The exercise —
Pick out the lines in the listing below that contain the word "this" and copy them.

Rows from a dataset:

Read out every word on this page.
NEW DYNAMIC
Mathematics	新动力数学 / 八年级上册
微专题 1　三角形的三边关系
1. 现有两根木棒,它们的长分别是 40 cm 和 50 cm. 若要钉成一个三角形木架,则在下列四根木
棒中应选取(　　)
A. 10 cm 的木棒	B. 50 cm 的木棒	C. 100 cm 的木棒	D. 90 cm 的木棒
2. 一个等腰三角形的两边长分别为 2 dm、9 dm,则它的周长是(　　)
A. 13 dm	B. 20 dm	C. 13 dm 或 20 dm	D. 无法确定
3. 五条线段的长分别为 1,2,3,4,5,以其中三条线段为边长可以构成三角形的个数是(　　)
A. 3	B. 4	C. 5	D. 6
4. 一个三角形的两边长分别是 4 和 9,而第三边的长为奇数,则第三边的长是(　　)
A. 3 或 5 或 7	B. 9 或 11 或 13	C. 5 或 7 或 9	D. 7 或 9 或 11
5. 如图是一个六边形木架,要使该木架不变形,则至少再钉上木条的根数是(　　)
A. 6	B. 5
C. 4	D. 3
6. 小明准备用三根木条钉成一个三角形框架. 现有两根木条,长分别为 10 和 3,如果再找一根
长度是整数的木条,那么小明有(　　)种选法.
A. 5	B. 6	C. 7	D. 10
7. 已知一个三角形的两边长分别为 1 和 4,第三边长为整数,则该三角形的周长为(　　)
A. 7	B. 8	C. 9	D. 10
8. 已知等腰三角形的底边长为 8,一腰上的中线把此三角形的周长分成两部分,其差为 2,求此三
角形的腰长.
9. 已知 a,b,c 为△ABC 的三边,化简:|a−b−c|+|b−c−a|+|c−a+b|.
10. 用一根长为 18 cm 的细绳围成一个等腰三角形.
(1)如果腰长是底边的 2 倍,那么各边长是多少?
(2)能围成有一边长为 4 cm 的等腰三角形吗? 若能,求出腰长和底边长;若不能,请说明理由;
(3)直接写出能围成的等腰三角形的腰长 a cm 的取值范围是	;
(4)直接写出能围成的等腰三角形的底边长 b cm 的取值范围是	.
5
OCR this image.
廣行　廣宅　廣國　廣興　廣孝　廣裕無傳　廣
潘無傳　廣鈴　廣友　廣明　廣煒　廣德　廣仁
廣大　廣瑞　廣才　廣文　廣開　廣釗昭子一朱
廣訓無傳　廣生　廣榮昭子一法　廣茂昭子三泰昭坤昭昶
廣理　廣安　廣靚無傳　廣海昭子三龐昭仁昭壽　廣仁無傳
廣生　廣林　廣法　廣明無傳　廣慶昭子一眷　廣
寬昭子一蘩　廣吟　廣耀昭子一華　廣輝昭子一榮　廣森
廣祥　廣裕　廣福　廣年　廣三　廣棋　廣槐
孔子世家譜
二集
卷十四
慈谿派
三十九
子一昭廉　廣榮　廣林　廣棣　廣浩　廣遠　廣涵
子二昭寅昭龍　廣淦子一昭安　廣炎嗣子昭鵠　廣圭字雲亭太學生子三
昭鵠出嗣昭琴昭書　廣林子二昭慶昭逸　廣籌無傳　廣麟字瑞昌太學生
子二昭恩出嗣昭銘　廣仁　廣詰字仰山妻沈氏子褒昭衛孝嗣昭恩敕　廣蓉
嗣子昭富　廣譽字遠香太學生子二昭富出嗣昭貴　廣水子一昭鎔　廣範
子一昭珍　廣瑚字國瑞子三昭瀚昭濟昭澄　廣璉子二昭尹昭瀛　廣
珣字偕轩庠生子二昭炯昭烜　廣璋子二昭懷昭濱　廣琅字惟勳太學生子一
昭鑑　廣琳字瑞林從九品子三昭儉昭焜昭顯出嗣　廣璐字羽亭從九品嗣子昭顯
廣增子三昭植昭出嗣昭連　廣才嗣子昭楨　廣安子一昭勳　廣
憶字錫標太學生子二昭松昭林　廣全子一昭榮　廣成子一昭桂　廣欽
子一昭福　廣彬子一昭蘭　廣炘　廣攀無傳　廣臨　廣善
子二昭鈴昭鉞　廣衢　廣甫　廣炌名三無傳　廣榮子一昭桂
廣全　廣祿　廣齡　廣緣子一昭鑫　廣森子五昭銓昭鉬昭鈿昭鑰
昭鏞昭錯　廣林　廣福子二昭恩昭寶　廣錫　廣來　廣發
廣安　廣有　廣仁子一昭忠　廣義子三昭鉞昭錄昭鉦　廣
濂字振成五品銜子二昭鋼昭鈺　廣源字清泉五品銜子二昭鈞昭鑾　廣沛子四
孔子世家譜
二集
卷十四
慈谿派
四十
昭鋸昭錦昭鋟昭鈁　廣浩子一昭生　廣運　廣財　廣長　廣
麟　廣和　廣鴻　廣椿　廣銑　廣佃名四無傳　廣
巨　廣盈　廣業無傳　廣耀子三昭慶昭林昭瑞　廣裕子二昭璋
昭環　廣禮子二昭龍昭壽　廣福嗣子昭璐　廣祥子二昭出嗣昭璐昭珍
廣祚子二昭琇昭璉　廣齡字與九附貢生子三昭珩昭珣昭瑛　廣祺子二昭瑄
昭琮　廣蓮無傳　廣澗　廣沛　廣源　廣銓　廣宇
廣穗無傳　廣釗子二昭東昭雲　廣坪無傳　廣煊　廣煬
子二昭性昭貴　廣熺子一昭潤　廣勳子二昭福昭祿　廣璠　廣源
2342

Problem solution —
Read out every word on this page.
OCR this image.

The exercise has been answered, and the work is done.